**TASK TO COMPLETE**
What number of lines in the material contain the word "each"? Give that number alone.

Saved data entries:
★ ★ ★ ★ ★ ★ ★

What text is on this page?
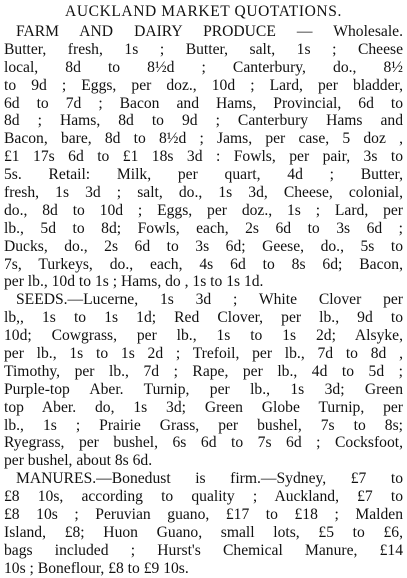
AUCKLAND MARKET QUOTATIONS.
FARM AND DAIRY PRODUCE — Wholesale.
Butter, fresh, 1s ; Butter, salt, 1s ; Cheese
local, 8d to 8½d ; Canterbury, do., 8½
to 9d ; Eggs, per doz., 10d ; Lard, per bladder,
6d to 7d ; Bacon and Hams, Provincial, 6d to
8d ; Hams, 8d to 9d ; Canterbury Hams and
Bacon, bare, 8d to 8½d ; Jams, per case, 5 doz ,
£1 17s 6d to £1 18s 3d : Fowls, per pair, 3s to
5s. Retail: Milk, per quart, 4d ; Butter,
fresh, 1s 3d ; salt, do., 1s 3d, Cheese, colonial,
do., 8d to 10d ; Eggs, per doz., 1s ; Lard, per
lb., 5d to 8d; Fowls, each, 2s 6d to 3s 6d ;
Ducks, do., 2s 6d to 3s 6d; Geese, do., 5s to
7s, Turkeys, do., each, 4s 6d to 8s 6d; Bacon,
per lb., 10d to 1s ; Hams, do , 1s to 1s 1d.
SEEDS.—Lucerne, 1s 3d ; White Clover per
lb,, 1s to 1s 1d; Red Clover, per lb., 9d to
10d; Cowgrass, per lb., 1s to 1s 2d; Alsyke,
per lb., 1s to 1s 2d ; Trefoil, per lb., 7d to 8d ,
Timothy, per lb., 7d ; Rape, per lb., 4d to 5d ;
Purple-top Aber. Turnip, per lb., 1s 3d; Green
top Aber. do, 1s 3d; Green Globe Turnip, per
lb., 1s ; Prairie Grass, per bushel, 7s to 8s;
Ryegrass, per bushel, 6s 6d to 7s 6d ; Cocksfoot,
per bushel, about 8s 6d.
MANURES.—Bonedust is firm.—Sydney, £7 to
£8 10s, according to quality ; Auckland, £7 to
£8 10s ; Peruvian guano, £17 to £18 ; Malden
Island, £8; Huon Guano, small lots, £5 to £6,
bags included ; Hurst's Chemical Manure, £14
10s ; Boneflour, £8 to £9 10s.
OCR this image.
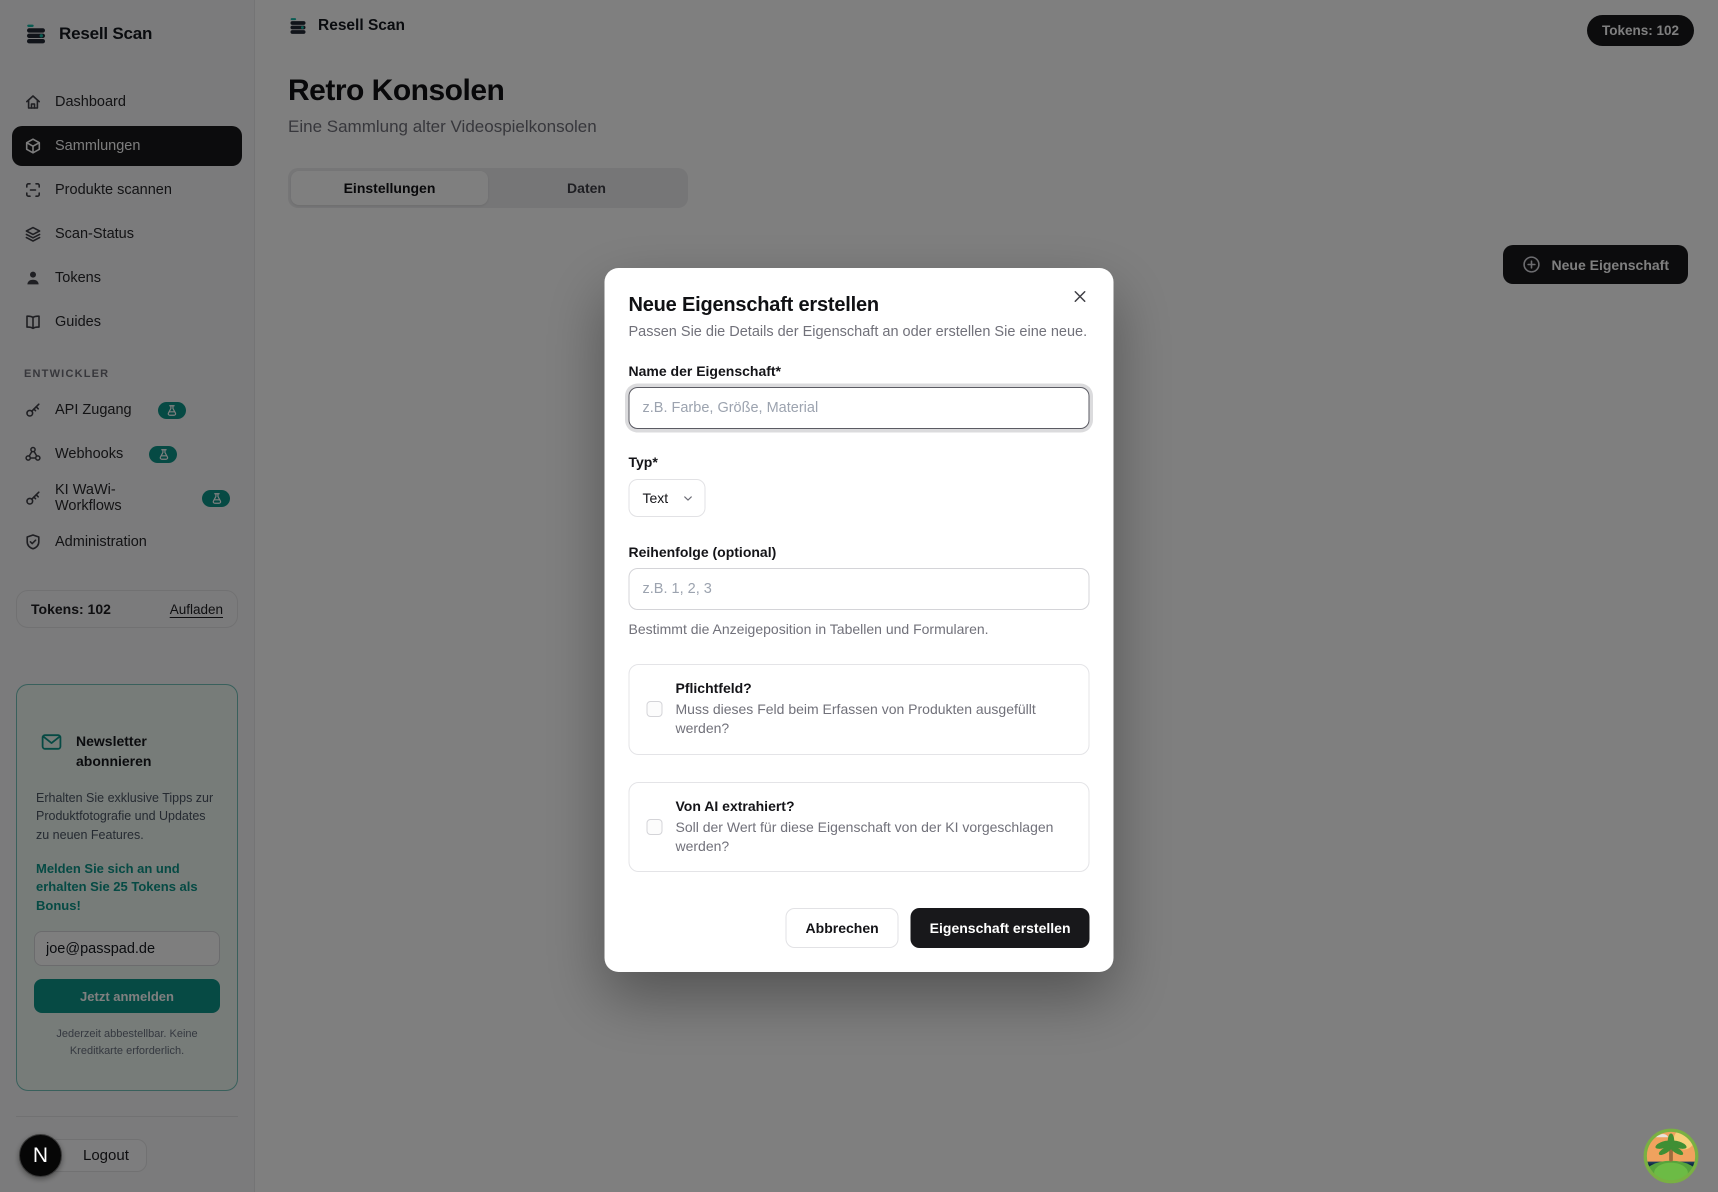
joe@passpad.de
Neue Eigenschaft erstellen
Passen Sie die Details der Eigenschaft an oder erstellen Sie eine neue.
Name der Eigenschaft*
z.B. Farbe, Größe, Material
Typ*
Text
Reihenfolge (optional)
z.B. 1, 2, 3
Bestimmt die Anzeigeposition in Tabellen und Formularen.
Pflichtfeld?
Muss dieses Feld beim Erfassen von Produkten ausgefüllt werden?
Von AI extrahiert?
Soll der Wert für diese Eigenschaft von der KI vorgeschlagen werden?
Abbrechen	Eigenschaft erstellen
N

★ ★ ★ ★ ★ ★ ★

**RESULT OF THE EXERCISE**
2